PROBLEM DETAILS:
Lines containing the word "name" should be extracted in full.

INFORMATION GIVEN:
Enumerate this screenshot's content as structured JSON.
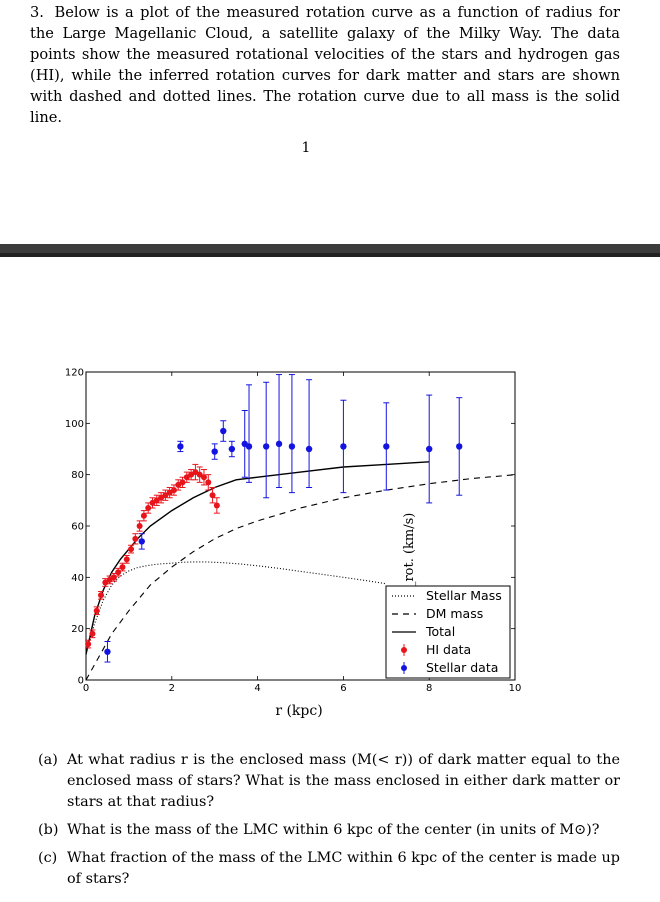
{
  "problem": {
    "number": "3.",
    "text": "Below is a plot of the measured rotation curve as a function of radius for the Large Magellanic Cloud, a satellite galaxy of the Milky Way. The data points show the measured rotational velocities of the stars and hydrogen gas (HI), while the inferred rotation curves for dark matter and stars are shown with dashed and dotted lines. The rotation curve due to all mass is the solid line."
  },
  "page_number": "1",
  "chart_data": {
    "type": "scatter",
    "xlabel": "r (kpc)",
    "ylabel": "v_rot. (km/s)",
    "xlim": [
      0,
      10
    ],
    "ylim": [
      0,
      120
    ],
    "xticks": [
      0,
      2,
      4,
      6,
      8,
      10
    ],
    "yticks": [
      0,
      20,
      40,
      60,
      80,
      100,
      120
    ],
    "legend_position": "bottom-right",
    "legend": [
      "Stellar Mass",
      "DM mass",
      "Total",
      "HI data",
      "Stellar data"
    ],
    "colors": {
      "hi": "#e8141c",
      "stellar": "#1414e0",
      "lines": "#000000"
    },
    "series": [
      {
        "name": "Stellar Mass",
        "style": "dotted",
        "x": [
          0.0,
          0.2,
          0.4,
          0.6,
          0.8,
          1.0,
          1.2,
          1.4,
          1.6,
          1.8,
          2.0,
          2.2,
          2.5,
          2.8,
          3.2,
          3.6,
          4.0,
          4.5,
          5.0,
          5.5,
          6.0,
          6.5,
          7.0
        ],
        "y": [
          10,
          22,
          31,
          37,
          40.5,
          42.5,
          43.8,
          44.5,
          45,
          45.3,
          45.5,
          45.8,
          46,
          46,
          45.7,
          45.2,
          44.5,
          43.5,
          42.3,
          41.2,
          40,
          38.8,
          37.5
        ]
      },
      {
        "name": "DM mass",
        "style": "dashed",
        "x": [
          0.0,
          0.3,
          0.6,
          1.0,
          1.5,
          2.0,
          2.5,
          3.0,
          3.5,
          4.0,
          5.0,
          6.0,
          7.0,
          8.0,
          9.0,
          10.0
        ],
        "y": [
          0,
          9,
          18,
          27,
          37,
          44,
          50,
          55,
          59,
          62,
          67,
          71,
          74,
          76.5,
          78.5,
          80
        ]
      },
      {
        "name": "Total",
        "style": "solid",
        "x": [
          0.0,
          0.2,
          0.4,
          0.6,
          0.8,
          1.0,
          1.2,
          1.5,
          2.0,
          2.5,
          3.0,
          3.5,
          4.0,
          5.0,
          6.0,
          7.0,
          8.0
        ],
        "y": [
          10,
          25,
          35,
          42,
          47,
          51,
          55,
          60,
          66,
          71,
          75,
          78,
          79,
          81,
          83,
          84,
          85
        ]
      },
      {
        "name": "HI data",
        "x": [
          0.05,
          0.15,
          0.25,
          0.35,
          0.45,
          0.55,
          0.65,
          0.75,
          0.85,
          0.95,
          1.05,
          1.15,
          1.25,
          1.35,
          1.45,
          1.55,
          1.65,
          1.75,
          1.85,
          1.95,
          2.05,
          2.15,
          2.25,
          2.35,
          2.45,
          2.55,
          2.65,
          2.75,
          2.85,
          2.95,
          3.05
        ],
        "y": [
          14,
          18,
          27,
          33,
          38,
          39,
          40,
          42,
          44,
          47,
          51,
          55,
          60,
          64,
          67,
          69,
          70,
          71,
          72,
          73,
          74,
          76,
          77,
          79,
          80,
          81,
          80,
          79,
          77,
          72,
          68
        ],
        "err": [
          1.5,
          1.5,
          1.5,
          1.5,
          1.5,
          1.5,
          1.5,
          1.5,
          1.5,
          1.5,
          1.5,
          2,
          2,
          2,
          2,
          2,
          2,
          2,
          2,
          2,
          2,
          2,
          2,
          2,
          2,
          3,
          3,
          3,
          3,
          3,
          3
        ]
      },
      {
        "name": "Stellar data",
        "x": [
          0.5,
          1.3,
          2.2,
          3.0,
          3.2,
          3.4,
          3.7,
          3.8,
          4.2,
          4.5,
          4.8,
          5.2,
          6.0,
          7.0,
          8.0,
          8.7
        ],
        "y": [
          11,
          54,
          91,
          89,
          97,
          90,
          92,
          91,
          91,
          92,
          91,
          90,
          91,
          91,
          90,
          91
        ],
        "err": [
          4,
          3,
          2,
          3,
          4,
          3,
          3,
          3,
          3,
          3,
          3,
          3,
          3,
          3,
          3,
          3
        ],
        "err_up": [
          4,
          3,
          2,
          3,
          4,
          3,
          13,
          24,
          25,
          27,
          28,
          27,
          18,
          17,
          21,
          19
        ],
        "err_down": [
          4,
          3,
          2,
          3,
          4,
          3,
          13,
          14,
          20,
          17,
          18,
          15,
          18,
          17,
          21,
          19
        ]
      }
    ]
  },
  "questions": [
    {
      "label": "(a)",
      "text": "At what radius r is the enclosed mass (M(< r)) of dark matter equal to the enclosed mass of stars? What is the mass enclosed in either dark matter or stars at that radius?"
    },
    {
      "label": "(b)",
      "text": "What is the mass of the LMC within 6 kpc of the center (in units of M⊙)?"
    },
    {
      "label": "(c)",
      "text": "What fraction of the mass of the LMC within 6 kpc of the center is made up of stars?"
    }
  ]
}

OUTPUT BELOW:
        "name": "Stellar Mass",
        "name": "DM mass",
        "name": "Total",
        "name": "HI data",
        "name": "Stellar data",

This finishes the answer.